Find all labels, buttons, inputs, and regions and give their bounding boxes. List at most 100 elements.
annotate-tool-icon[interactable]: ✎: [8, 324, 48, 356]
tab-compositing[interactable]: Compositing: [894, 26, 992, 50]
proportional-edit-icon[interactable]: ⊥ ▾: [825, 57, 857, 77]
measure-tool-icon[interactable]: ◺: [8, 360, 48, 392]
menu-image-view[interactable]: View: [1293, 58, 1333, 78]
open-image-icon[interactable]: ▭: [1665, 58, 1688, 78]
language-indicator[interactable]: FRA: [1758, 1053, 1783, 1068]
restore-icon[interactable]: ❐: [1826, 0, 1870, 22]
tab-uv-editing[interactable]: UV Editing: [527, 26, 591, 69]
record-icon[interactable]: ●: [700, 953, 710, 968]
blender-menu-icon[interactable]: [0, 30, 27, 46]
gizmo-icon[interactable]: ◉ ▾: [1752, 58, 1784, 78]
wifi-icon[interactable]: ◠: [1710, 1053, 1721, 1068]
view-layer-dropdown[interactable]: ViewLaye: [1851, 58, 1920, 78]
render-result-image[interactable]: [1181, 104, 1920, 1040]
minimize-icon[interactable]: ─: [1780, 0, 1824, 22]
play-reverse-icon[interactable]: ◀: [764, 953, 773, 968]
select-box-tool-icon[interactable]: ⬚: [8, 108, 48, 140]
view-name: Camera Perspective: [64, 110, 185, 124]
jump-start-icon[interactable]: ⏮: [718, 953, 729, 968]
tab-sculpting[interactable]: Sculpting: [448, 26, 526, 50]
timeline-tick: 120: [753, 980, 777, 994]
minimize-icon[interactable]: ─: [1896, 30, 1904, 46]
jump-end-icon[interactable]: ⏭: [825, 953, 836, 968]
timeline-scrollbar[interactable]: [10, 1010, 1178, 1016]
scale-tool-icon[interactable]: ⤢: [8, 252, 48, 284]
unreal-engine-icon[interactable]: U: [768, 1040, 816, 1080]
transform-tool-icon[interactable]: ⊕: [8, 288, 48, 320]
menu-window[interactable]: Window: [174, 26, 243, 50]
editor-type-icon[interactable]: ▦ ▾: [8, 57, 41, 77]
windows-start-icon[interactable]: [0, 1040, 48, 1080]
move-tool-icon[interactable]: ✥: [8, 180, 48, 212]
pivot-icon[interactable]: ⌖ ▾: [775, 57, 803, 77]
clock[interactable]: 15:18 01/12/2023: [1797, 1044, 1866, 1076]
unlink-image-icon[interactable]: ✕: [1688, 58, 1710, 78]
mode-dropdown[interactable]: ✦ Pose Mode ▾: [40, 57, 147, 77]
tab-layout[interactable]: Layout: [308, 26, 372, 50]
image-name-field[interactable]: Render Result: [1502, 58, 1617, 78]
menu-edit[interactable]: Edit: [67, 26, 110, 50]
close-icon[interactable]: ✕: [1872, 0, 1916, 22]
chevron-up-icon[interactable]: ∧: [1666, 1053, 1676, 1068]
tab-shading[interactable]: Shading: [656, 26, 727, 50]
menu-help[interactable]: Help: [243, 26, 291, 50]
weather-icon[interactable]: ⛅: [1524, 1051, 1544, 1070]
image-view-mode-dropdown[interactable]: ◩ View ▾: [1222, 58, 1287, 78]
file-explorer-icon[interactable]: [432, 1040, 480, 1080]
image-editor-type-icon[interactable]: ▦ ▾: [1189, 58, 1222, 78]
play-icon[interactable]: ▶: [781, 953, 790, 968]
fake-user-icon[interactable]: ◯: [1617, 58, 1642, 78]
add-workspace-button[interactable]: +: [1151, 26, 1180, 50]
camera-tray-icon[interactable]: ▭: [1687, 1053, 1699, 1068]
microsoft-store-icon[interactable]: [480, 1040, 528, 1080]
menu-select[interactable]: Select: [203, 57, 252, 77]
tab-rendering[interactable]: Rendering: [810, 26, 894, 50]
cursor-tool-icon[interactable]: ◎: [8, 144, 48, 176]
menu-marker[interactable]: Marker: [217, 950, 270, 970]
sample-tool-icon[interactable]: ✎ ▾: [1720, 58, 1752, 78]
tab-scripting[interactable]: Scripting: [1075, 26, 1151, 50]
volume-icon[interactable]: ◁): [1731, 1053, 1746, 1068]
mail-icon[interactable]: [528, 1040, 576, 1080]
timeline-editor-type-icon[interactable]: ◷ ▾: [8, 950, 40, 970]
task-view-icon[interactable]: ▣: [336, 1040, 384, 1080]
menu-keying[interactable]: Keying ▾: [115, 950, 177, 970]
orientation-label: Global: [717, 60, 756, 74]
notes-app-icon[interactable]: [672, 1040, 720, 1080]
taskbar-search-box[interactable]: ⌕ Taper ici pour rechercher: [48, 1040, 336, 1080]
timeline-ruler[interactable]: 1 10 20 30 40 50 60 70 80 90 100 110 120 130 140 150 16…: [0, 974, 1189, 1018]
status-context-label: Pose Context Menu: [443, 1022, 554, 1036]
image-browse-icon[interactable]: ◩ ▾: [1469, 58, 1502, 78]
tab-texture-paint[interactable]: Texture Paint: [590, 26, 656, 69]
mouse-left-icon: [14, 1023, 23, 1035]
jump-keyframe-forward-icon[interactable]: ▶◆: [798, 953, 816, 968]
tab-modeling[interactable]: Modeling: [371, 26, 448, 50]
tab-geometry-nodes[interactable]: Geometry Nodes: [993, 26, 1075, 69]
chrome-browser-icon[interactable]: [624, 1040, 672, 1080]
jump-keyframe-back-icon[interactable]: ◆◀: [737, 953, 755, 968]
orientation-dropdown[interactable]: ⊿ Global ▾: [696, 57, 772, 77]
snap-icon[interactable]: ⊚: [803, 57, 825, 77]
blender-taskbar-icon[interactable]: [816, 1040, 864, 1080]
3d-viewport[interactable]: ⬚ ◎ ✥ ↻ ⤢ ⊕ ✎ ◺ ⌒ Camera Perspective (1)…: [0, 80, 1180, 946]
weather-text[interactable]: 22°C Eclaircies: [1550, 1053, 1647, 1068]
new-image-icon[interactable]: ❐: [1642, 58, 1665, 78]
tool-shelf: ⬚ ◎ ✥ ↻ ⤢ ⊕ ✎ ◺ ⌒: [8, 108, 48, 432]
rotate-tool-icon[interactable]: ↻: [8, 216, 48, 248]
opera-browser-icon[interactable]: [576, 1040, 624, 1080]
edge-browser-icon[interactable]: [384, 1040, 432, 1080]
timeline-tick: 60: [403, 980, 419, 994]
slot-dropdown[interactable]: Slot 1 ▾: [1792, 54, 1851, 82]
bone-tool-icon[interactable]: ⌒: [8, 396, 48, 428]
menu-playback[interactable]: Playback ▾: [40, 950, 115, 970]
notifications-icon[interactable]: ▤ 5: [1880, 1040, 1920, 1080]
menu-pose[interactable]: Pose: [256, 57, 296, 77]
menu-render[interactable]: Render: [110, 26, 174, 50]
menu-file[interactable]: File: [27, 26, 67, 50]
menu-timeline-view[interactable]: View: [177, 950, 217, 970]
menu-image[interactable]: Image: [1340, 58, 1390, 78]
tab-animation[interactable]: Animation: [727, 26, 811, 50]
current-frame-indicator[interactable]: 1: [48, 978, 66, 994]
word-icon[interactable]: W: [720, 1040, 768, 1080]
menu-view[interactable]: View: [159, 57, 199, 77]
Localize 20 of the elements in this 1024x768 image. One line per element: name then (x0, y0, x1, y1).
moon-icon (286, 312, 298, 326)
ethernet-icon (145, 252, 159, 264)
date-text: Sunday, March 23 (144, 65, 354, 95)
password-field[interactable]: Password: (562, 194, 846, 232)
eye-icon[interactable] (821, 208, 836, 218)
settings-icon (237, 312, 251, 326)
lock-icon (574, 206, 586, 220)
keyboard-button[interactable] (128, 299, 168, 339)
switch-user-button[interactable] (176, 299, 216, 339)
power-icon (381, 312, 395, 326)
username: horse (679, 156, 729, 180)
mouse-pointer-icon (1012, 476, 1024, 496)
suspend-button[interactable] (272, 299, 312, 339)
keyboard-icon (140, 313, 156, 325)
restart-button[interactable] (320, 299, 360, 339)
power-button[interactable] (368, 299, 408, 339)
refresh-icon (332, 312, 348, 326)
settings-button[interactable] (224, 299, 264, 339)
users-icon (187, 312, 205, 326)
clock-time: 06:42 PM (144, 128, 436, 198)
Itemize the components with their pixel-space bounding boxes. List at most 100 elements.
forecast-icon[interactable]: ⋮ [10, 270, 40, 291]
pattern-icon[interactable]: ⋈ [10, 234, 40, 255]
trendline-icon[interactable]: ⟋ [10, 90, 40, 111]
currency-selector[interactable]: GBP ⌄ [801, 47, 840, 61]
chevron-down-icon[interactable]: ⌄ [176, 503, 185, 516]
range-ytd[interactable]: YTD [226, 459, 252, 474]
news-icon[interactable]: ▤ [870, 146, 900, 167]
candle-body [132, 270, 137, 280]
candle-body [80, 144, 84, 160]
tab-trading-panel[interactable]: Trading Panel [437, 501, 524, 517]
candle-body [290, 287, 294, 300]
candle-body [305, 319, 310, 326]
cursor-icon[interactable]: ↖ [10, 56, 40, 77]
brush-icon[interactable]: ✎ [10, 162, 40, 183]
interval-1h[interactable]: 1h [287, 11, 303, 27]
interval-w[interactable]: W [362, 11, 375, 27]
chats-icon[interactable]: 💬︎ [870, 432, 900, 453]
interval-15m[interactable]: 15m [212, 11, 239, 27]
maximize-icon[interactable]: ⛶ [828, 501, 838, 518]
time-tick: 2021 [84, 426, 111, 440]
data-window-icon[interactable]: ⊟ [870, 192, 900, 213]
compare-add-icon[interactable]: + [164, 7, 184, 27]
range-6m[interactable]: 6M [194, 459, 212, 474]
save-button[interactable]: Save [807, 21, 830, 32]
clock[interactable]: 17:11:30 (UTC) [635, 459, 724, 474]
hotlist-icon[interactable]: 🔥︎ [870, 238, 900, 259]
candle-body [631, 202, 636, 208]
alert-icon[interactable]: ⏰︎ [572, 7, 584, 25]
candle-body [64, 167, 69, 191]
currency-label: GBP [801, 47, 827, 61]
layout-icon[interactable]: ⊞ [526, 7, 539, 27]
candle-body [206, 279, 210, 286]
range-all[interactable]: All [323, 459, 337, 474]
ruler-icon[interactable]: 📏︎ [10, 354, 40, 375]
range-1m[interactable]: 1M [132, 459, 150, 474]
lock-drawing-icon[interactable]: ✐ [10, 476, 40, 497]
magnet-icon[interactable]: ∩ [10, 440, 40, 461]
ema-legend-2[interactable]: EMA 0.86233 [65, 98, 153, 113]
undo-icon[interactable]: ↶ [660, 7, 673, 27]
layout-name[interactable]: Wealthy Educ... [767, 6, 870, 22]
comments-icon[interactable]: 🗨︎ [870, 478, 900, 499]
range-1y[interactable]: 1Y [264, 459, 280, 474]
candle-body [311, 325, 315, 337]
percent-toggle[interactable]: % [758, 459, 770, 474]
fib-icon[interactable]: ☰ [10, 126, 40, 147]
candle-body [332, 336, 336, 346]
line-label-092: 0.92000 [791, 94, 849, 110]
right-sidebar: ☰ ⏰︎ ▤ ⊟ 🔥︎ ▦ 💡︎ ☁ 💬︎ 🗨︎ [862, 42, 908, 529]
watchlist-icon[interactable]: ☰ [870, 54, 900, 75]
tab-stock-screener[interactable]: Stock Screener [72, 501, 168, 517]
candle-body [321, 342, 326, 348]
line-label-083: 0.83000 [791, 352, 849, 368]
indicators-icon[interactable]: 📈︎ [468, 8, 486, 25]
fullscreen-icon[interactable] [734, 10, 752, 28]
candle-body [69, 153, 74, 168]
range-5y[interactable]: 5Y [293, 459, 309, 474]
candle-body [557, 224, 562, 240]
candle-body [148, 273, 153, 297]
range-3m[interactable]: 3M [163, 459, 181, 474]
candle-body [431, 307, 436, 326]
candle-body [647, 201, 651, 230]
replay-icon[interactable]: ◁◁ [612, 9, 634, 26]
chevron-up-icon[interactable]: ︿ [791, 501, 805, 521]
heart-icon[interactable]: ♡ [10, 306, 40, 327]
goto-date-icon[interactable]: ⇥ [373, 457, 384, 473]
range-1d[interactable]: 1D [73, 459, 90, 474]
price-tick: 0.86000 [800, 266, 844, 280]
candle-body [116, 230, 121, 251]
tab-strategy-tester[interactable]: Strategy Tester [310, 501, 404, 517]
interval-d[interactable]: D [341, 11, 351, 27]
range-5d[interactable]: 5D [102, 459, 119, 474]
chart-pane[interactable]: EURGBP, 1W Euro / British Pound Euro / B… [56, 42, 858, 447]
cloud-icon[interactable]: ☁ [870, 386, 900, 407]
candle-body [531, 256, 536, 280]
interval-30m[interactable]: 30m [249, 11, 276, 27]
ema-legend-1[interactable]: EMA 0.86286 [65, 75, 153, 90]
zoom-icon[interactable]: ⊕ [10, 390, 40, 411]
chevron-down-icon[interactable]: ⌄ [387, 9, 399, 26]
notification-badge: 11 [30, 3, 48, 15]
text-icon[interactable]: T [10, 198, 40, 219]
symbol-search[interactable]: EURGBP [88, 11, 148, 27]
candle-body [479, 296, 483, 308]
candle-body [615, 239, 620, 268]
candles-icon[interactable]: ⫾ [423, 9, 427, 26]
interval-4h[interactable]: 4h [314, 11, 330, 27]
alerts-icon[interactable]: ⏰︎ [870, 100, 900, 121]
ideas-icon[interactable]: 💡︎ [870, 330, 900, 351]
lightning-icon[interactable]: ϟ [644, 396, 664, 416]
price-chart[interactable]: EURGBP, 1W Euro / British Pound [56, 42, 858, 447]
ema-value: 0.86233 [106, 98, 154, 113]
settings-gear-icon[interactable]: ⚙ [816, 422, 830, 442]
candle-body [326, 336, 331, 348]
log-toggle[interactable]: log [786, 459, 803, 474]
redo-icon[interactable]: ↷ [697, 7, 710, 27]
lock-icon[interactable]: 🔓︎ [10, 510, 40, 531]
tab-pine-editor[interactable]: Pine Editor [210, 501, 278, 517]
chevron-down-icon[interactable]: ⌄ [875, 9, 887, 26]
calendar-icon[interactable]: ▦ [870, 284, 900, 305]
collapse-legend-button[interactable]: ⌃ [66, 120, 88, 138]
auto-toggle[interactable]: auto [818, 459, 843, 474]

◆ ◆ ◆ ◆

Quote the lines from the start of the records through the line containing "tab-uv-editing[interactable]: UV Editing: [527, 26, 591, 69]", word for word.

WORKED ANSWER -
Find all labels, buttons, inputs, and regions and give their bounding boxes. List at most 100 elements.
annotate-tool-icon[interactable]: ✎: [8, 324, 48, 356]
tab-compositing[interactable]: Compositing: [894, 26, 992, 50]
proportional-edit-icon[interactable]: ⊥ ▾: [825, 57, 857, 77]
measure-tool-icon[interactable]: ◺: [8, 360, 48, 392]
menu-image-view[interactable]: View: [1293, 58, 1333, 78]
open-image-icon[interactable]: ▭: [1665, 58, 1688, 78]
language-indicator[interactable]: FRA: [1758, 1053, 1783, 1068]
restore-icon[interactable]: ❐: [1826, 0, 1870, 22]
tab-uv-editing[interactable]: UV Editing: [527, 26, 591, 69]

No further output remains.